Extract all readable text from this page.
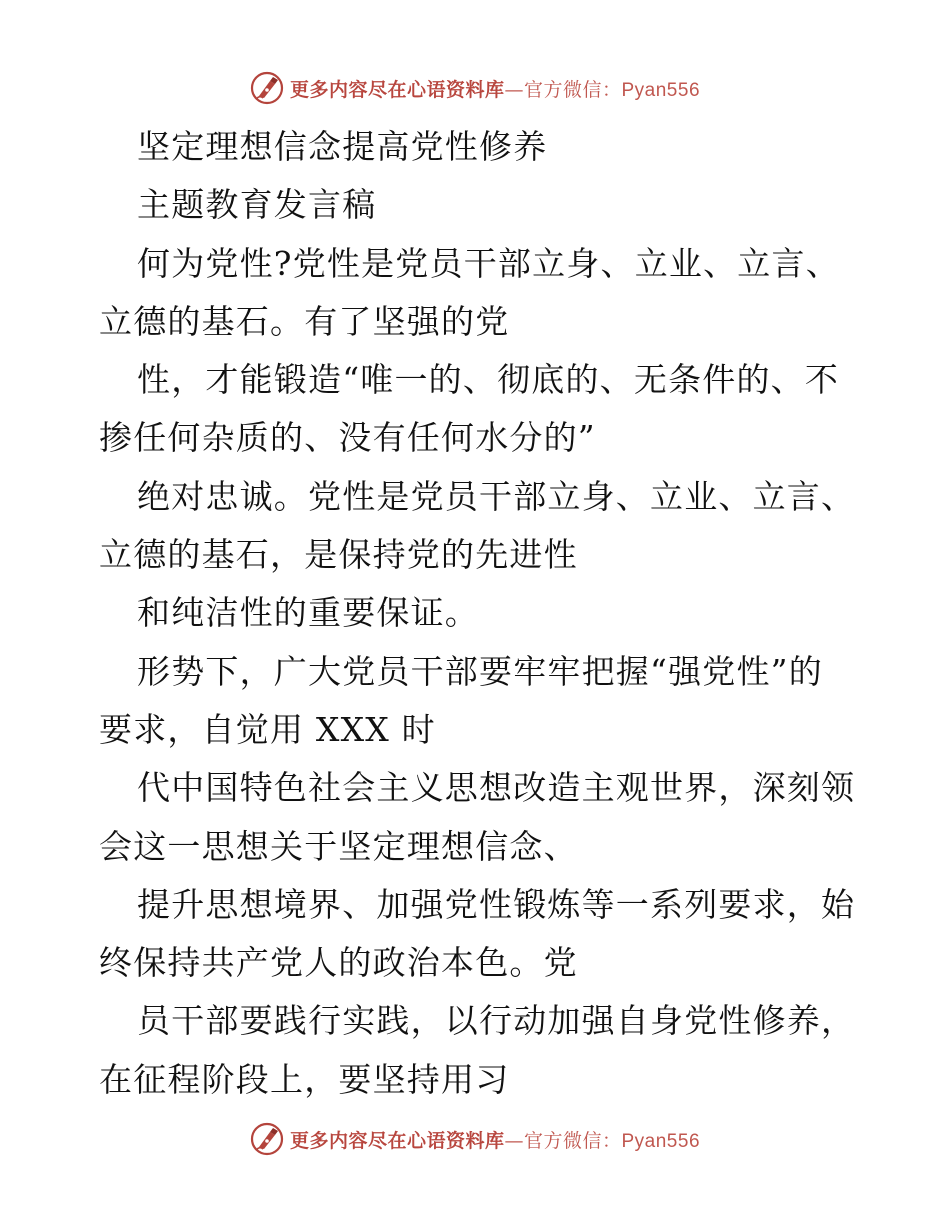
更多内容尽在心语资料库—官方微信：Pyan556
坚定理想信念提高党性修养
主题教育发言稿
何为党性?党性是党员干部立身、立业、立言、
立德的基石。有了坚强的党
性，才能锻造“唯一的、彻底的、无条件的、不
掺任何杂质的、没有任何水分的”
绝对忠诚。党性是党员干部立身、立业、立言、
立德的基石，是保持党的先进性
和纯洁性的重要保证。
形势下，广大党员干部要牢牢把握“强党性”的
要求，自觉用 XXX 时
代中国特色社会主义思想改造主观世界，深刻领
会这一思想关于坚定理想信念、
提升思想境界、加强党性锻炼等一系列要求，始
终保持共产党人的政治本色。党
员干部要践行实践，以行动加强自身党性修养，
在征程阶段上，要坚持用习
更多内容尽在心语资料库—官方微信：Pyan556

____

> Task statement: Count the lines in the material above where the string "党性是党员干部立身" appears, then state only that count.

> Task result: 2